TASK BRIEF: In full and without alteration, give the listing again.

INPUT FOR THIS TASK:
-- START --
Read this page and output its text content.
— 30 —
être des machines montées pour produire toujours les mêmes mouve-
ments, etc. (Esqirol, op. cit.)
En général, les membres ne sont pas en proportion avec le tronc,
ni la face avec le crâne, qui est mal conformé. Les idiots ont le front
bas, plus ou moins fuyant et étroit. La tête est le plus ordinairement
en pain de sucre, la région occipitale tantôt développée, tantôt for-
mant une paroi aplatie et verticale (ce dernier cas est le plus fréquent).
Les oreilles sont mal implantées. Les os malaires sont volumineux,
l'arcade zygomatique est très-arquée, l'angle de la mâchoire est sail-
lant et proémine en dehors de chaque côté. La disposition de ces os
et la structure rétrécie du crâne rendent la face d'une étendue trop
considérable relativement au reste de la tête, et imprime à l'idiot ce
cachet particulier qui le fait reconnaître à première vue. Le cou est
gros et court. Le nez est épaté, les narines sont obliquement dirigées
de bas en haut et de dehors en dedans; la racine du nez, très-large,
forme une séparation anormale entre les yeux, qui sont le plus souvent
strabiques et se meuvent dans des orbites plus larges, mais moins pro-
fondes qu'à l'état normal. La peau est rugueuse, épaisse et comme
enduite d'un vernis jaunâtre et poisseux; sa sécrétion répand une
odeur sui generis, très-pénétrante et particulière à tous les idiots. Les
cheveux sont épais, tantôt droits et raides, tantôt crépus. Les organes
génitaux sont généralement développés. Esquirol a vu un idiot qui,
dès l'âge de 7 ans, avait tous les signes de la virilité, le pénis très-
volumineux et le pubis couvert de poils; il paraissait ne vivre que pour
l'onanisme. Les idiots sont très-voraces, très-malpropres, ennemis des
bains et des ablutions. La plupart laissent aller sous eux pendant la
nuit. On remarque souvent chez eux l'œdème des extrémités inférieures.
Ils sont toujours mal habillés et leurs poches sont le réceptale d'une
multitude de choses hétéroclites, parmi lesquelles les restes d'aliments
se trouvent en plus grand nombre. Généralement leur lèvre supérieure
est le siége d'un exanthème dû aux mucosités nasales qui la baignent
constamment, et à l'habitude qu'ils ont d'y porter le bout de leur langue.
-- END --
RESPONSE:
Read this page and output its text content.
— 30 —
être des machines montées pour produire toujours les mêmes mouve-
ments, etc. (Esqirol, op. cit.)
En général, les membres ne sont pas en proportion avec le tronc,
ni la face avec le crâne, qui est mal conformé. Les idiots ont le front
bas, plus ou moins fuyant et étroit. La tête est le plus ordinairement
en pain de sucre, la région occipitale tantôt développée, tantôt for-
mant une paroi aplatie et verticale (ce dernier cas est le plus fréquent).
Les oreilles sont mal implantées. Les os malaires sont volumineux,
l'arcade zygomatique est très-arquée, l'angle de la mâchoire est sail-
lant et proémine en dehors de chaque côté. La disposition de ces os
et la structure rétrécie du crâne rendent la face d'une étendue trop
considérable relativement au reste de la tête, et imprime à l'idiot ce
cachet particulier qui le fait reconnaître à première vue. Le cou est
gros et court. Le nez est épaté, les narines sont obliquement dirigées
de bas en haut et de dehors en dedans; la racine du nez, très-large,
forme une séparation anormale entre les yeux, qui sont le plus souvent
strabiques et se meuvent dans des orbites plus larges, mais moins pro-
fondes qu'à l'état normal. La peau est rugueuse, épaisse et comme
enduite d'un vernis jaunâtre et poisseux; sa sécrétion répand une
odeur sui generis, très-pénétrante et particulière à tous les idiots. Les
cheveux sont épais, tantôt droits et raides, tantôt crépus. Les organes
génitaux sont généralement développés. Esquirol a vu un idiot qui,
dès l'âge de 7 ans, avait tous les signes de la virilité, le pénis très-
volumineux et le pubis couvert de poils; il paraissait ne vivre que pour
l'onanisme. Les idiots sont très-voraces, très-malpropres, ennemis des
bains et des ablutions. La plupart laissent aller sous eux pendant la
nuit. On remarque souvent chez eux l'œdème des extrémités inférieures.
Ils sont toujours mal habillés et leurs poches sont le réceptale d'une
multitude de choses hétéroclites, parmi lesquelles les restes d'aliments
se trouvent en plus grand nombre. Généralement leur lèvre supérieure
est le siége d'un exanthème dû aux mucosités nasales qui la baignent
constamment, et à l'habitude qu'ils ont d'y porter le bout de leur langue.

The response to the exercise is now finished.